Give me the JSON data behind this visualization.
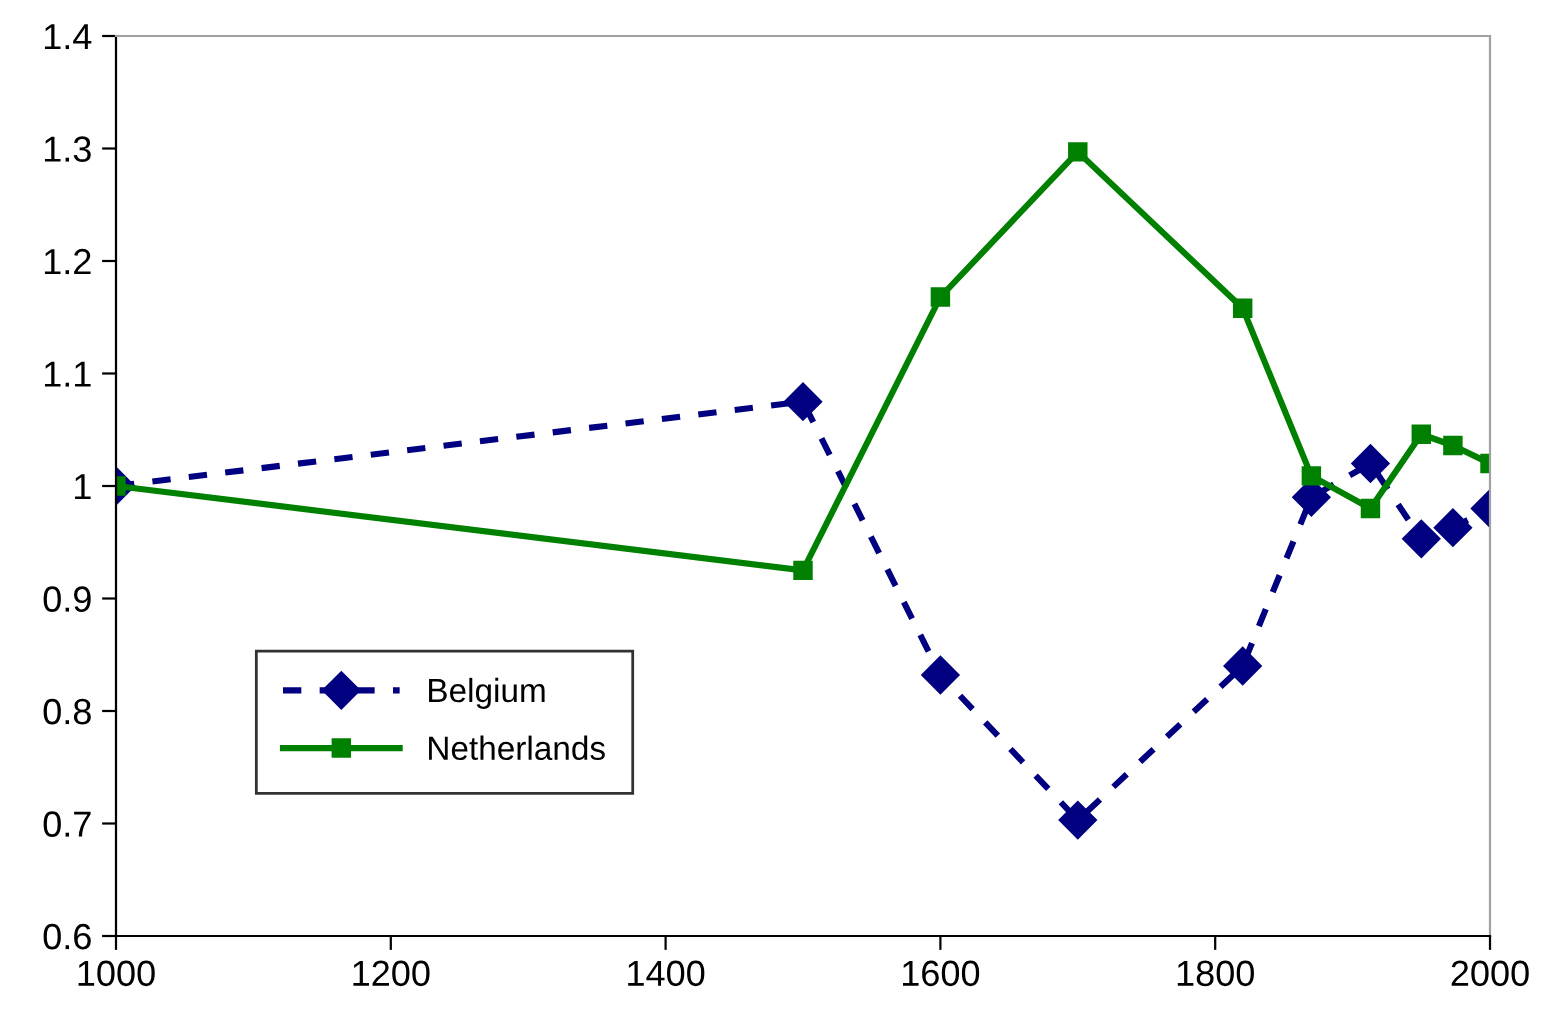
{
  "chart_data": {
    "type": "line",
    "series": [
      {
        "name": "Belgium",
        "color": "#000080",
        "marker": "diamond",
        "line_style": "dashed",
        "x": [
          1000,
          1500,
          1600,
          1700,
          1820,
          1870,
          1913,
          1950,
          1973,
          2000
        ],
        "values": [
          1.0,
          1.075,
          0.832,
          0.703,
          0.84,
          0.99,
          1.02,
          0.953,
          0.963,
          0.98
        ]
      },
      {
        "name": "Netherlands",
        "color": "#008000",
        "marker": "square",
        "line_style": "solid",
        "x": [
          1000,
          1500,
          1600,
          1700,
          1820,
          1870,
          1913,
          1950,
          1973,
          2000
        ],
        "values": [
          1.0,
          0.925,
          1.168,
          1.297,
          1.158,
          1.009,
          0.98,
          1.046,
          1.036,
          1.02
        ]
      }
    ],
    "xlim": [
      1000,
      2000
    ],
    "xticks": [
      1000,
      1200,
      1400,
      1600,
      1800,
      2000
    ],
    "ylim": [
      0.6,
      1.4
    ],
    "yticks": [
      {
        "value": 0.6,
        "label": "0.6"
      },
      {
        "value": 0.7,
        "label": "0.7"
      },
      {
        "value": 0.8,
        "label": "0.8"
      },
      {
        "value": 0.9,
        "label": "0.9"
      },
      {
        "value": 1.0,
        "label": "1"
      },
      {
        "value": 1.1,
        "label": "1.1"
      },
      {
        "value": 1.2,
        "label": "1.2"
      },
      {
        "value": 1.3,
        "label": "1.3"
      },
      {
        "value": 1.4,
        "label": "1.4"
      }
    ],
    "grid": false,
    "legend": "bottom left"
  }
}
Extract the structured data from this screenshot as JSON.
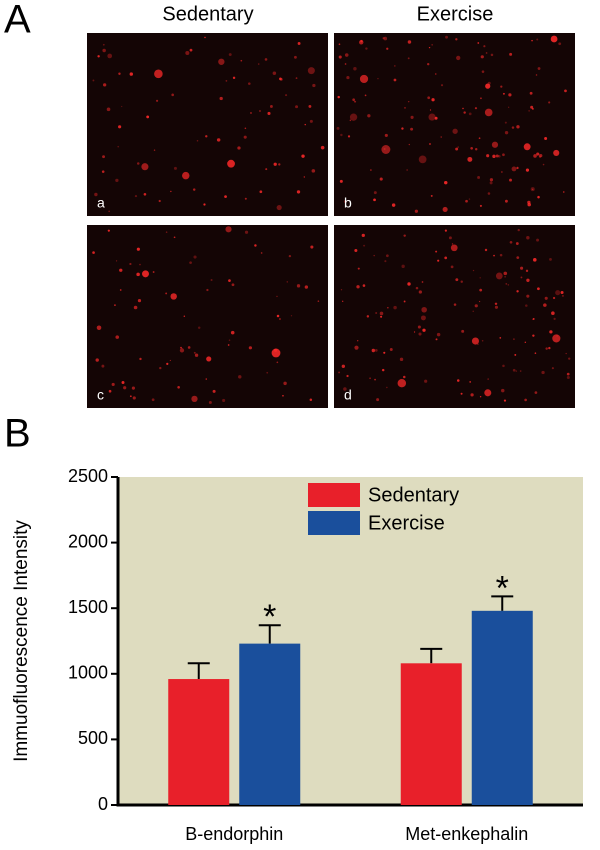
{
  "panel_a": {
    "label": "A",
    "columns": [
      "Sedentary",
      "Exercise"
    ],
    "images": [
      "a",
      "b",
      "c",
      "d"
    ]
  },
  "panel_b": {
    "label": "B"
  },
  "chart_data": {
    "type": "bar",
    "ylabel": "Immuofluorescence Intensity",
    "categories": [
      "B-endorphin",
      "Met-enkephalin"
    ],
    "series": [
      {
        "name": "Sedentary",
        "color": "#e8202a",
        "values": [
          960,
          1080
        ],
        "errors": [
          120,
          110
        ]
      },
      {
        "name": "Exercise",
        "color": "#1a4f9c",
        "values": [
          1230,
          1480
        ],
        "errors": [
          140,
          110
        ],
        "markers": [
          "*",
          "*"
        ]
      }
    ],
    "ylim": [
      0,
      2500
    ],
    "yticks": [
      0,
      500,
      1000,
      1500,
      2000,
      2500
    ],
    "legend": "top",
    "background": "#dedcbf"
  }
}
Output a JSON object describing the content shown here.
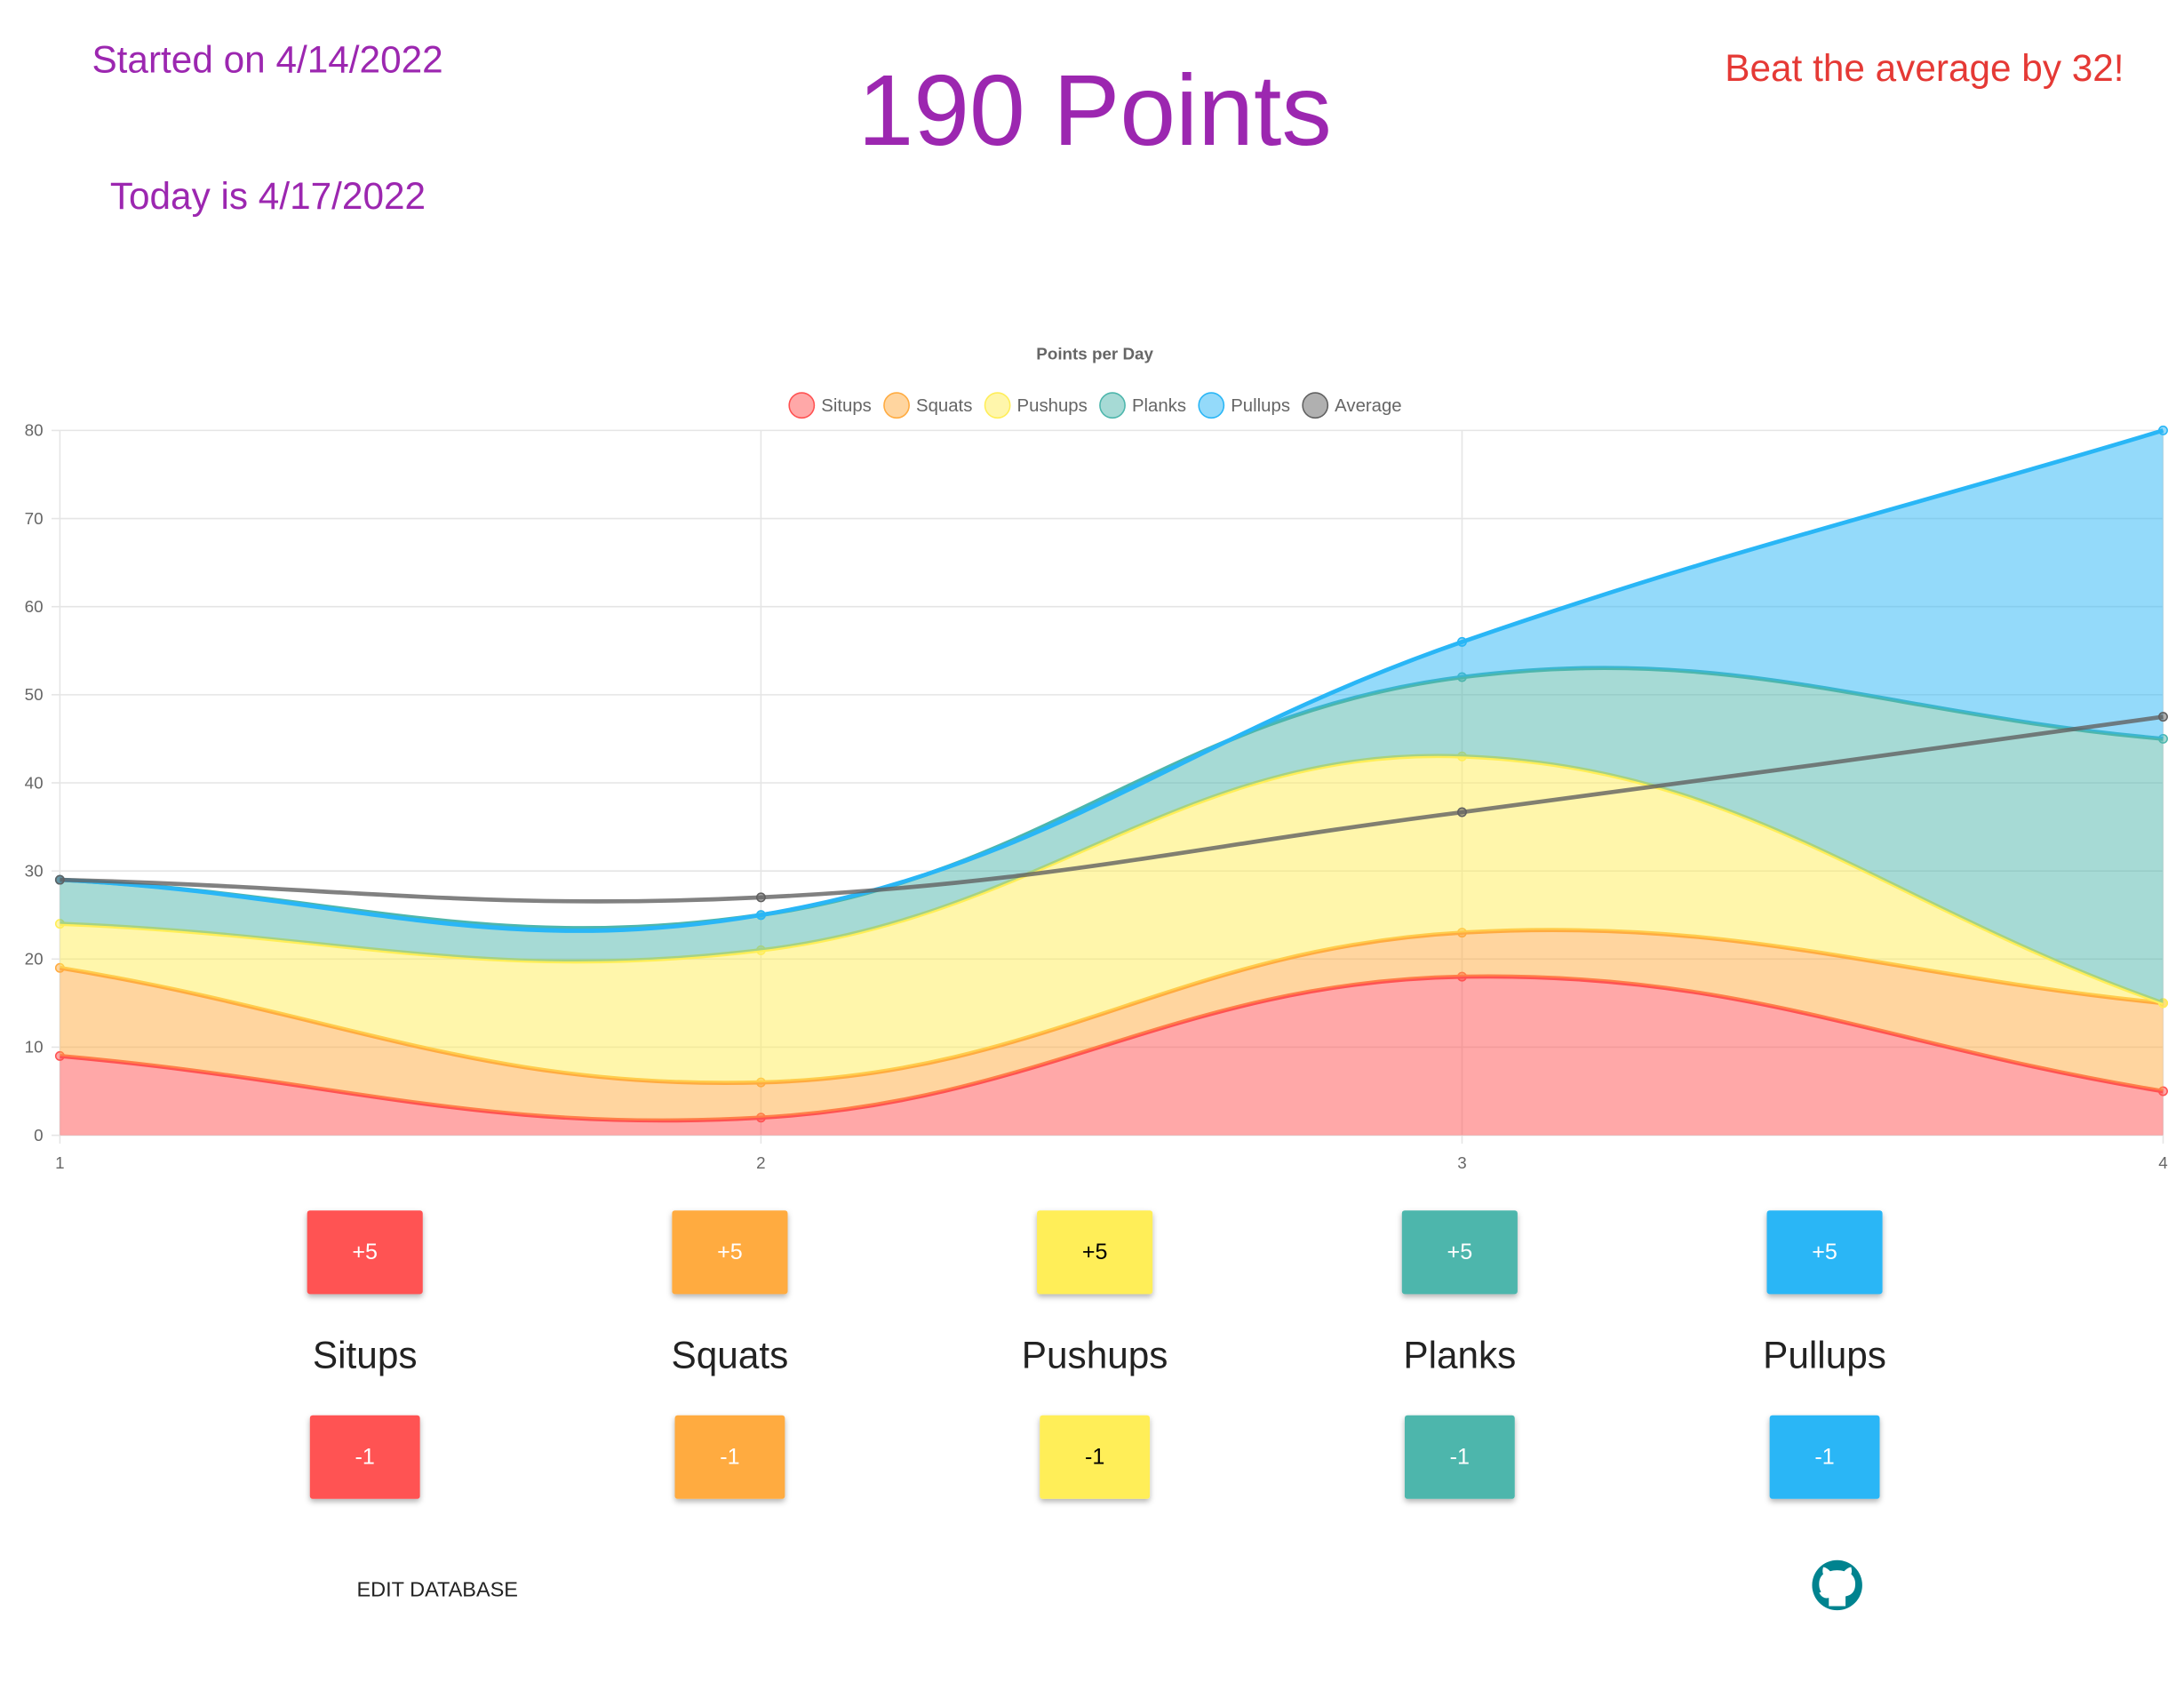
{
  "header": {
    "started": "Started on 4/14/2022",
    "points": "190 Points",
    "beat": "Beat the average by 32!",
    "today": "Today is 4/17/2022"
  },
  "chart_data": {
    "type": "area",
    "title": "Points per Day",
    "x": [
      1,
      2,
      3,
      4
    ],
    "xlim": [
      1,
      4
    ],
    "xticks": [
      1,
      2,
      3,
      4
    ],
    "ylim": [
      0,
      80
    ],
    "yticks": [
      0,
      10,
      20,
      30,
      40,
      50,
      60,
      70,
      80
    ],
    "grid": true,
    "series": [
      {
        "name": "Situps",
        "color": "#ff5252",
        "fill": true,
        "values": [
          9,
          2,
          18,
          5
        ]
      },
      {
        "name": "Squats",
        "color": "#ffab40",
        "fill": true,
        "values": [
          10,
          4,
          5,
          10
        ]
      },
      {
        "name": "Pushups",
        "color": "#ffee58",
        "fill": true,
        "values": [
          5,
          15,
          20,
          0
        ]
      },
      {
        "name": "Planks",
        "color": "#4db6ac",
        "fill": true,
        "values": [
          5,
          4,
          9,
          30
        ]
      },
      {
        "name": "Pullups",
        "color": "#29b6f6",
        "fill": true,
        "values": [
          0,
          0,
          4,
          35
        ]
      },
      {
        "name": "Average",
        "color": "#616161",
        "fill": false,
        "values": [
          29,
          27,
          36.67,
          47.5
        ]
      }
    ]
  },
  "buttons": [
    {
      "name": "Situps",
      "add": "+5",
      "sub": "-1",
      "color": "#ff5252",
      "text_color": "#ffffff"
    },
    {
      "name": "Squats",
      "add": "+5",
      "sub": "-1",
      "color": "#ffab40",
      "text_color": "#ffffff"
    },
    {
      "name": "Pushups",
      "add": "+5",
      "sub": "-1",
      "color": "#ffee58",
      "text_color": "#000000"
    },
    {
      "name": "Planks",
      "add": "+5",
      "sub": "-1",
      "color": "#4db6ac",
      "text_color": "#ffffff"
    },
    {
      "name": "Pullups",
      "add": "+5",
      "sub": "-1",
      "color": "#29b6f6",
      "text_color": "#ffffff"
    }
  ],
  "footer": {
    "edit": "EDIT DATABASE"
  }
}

- - - - -

What the exercise asks — Lines from the records above that hold "this" are the ones to list.

Reply —
Give me the JSON data behind this visualization.
Extract the structured data from this screenshot as JSON.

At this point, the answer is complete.